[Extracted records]
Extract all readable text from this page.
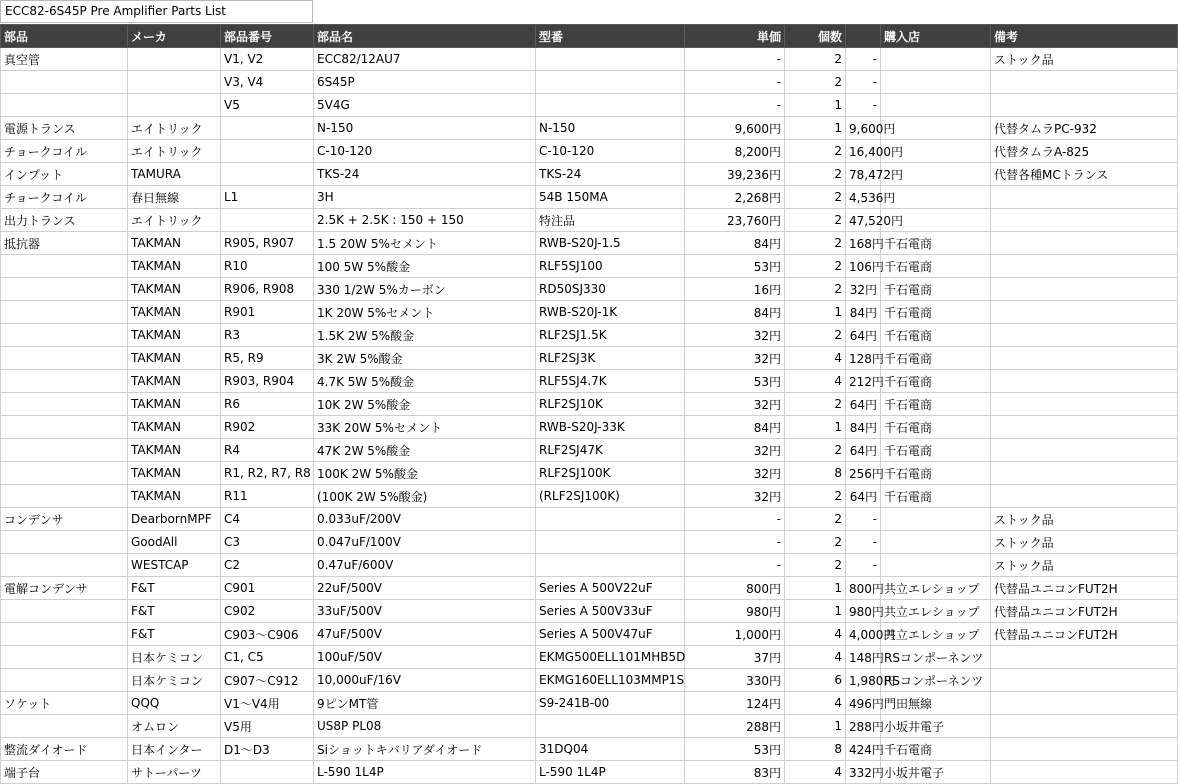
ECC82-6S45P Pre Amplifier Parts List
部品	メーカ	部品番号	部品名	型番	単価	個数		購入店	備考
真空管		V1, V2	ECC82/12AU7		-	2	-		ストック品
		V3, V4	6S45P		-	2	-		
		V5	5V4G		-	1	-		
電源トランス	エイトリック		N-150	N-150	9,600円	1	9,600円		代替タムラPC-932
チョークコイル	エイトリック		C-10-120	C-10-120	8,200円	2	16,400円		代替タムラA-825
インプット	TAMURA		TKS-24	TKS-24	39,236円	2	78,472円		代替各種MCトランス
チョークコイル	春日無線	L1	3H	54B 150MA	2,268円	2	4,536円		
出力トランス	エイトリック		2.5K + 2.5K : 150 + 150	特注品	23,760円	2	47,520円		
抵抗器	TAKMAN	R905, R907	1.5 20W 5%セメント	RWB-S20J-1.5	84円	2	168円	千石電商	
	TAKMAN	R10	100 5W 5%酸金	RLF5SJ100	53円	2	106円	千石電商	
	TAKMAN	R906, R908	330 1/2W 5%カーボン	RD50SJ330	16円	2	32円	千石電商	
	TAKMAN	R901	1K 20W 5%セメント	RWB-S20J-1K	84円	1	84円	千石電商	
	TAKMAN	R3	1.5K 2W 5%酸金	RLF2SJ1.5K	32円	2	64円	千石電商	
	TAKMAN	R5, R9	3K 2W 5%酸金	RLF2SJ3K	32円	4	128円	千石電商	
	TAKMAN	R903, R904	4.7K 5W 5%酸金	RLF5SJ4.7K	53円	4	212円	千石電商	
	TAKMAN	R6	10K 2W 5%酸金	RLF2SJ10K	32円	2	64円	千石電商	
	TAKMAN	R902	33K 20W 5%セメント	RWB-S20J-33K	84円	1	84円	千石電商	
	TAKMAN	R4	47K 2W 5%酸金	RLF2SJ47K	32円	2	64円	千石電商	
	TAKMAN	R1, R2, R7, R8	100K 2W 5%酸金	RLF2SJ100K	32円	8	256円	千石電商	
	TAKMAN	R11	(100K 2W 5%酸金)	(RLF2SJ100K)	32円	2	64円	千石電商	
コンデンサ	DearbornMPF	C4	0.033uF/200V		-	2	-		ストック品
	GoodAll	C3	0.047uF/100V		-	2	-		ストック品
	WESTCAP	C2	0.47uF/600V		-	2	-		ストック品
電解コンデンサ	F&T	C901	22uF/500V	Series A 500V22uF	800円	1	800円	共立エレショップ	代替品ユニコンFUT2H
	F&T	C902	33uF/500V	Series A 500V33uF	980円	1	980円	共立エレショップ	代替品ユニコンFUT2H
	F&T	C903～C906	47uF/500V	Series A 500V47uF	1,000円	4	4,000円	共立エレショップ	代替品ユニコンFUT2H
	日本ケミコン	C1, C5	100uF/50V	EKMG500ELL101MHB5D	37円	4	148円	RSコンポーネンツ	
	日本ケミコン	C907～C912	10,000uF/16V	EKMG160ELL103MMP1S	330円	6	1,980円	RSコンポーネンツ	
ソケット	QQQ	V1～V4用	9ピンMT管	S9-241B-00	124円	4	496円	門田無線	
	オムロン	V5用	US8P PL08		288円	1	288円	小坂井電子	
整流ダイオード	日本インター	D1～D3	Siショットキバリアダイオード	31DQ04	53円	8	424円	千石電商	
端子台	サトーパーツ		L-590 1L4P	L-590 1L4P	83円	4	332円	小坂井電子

» **WRITTEN PROBLEM**: Write the lines above out again exactly, without any of their pictures.

» **CORRECT RESULT**:
Extract all readable text from this page.
ECC82-6S45P Pre Amplifier Parts List
部品	メーカ	部品番号	部品名	型番	単価	個数		購入店	備考
真空管		V1, V2	ECC82/12AU7		-	2	-		ストック品
		V3, V4	6S45P		-	2	-		
		V5	5V4G		-	1	-		
電源トランス	エイトリック		N-150	N-150	9,600円	1	9,600円		代替タムラPC-932
チョークコイル	エイトリック		C-10-120	C-10-120	8,200円	2	16,400円		代替タムラA-825
インプット	TAMURA		TKS-24	TKS-24	39,236円	2	78,472円		代替各種MCトランス
チョークコイル	春日無線	L1	3H	54B 150MA	2,268円	2	4,536円		
出力トランス	エイトリック		2.5K + 2.5K : 150 + 150	特注品	23,760円	2	47,520円		
抵抗器	TAKMAN	R905, R907	1.5 20W 5%セメント	RWB-S20J-1.5	84円	2	168円	千石電商	
	TAKMAN	R10	100 5W 5%酸金	RLF5SJ100	53円	2	106円	千石電商	
	TAKMAN	R906, R908	330 1/2W 5%カーボン	RD50SJ330	16円	2	32円	千石電商	
	TAKMAN	R901	1K 20W 5%セメント	RWB-S20J-1K	84円	1	84円	千石電商	
	TAKMAN	R3	1.5K 2W 5%酸金	RLF2SJ1.5K	32円	2	64円	千石電商	
	TAKMAN	R5, R9	3K 2W 5%酸金	RLF2SJ3K	32円	4	128円	千石電商	
	TAKMAN	R903, R904	4.7K 5W 5%酸金	RLF5SJ4.7K	53円	4	212円	千石電商	
	TAKMAN	R6	10K 2W 5%酸金	RLF2SJ10K	32円	2	64円	千石電商	
	TAKMAN	R902	33K 20W 5%セメント	RWB-S20J-33K	84円	1	84円	千石電商	
	TAKMAN	R4	47K 2W 5%酸金	RLF2SJ47K	32円	2	64円	千石電商	
	TAKMAN	R1, R2, R7, R8	100K 2W 5%酸金	RLF2SJ100K	32円	8	256円	千石電商	
	TAKMAN	R11	(100K 2W 5%酸金)	(RLF2SJ100K)	32円	2	64円	千石電商	
コンデンサ	DearbornMPF	C4	0.033uF/200V		-	2	-		ストック品
	GoodAll	C3	0.047uF/100V		-	2	-		ストック品
	WESTCAP	C2	0.47uF/600V		-	2	-		ストック品
電解コンデンサ	F&T	C901	22uF/500V	Series A 500V22uF	800円	1	800円	共立エレショップ	代替品ユニコンFUT2H
	F&T	C902	33uF/500V	Series A 500V33uF	980円	1	980円	共立エレショップ	代替品ユニコンFUT2H
	F&T	C903～C906	47uF/500V	Series A 500V47uF	1,000円	4	4,000円	共立エレショップ	代替品ユニコンFUT2H
	日本ケミコン	C1, C5	100uF/50V	EKMG500ELL101MHB5D	37円	4	148円	RSコンポーネンツ	
	日本ケミコン	C907～C912	10,000uF/16V	EKMG160ELL103MMP1S	330円	6	1,980円	RSコンポーネンツ	
ソケット	QQQ	V1～V4用	9ピンMT管	S9-241B-00	124円	4	496円	門田無線	
	オムロン	V5用	US8P PL08		288円	1	288円	小坂井電子	
整流ダイオード	日本インター	D1～D3	Siショットキバリアダイオード	31DQ04	53円	8	424円	千石電商	
端子台	サトーパーツ		L-590 1L4P	L-590 1L4P	83円	4	332円	小坂井電子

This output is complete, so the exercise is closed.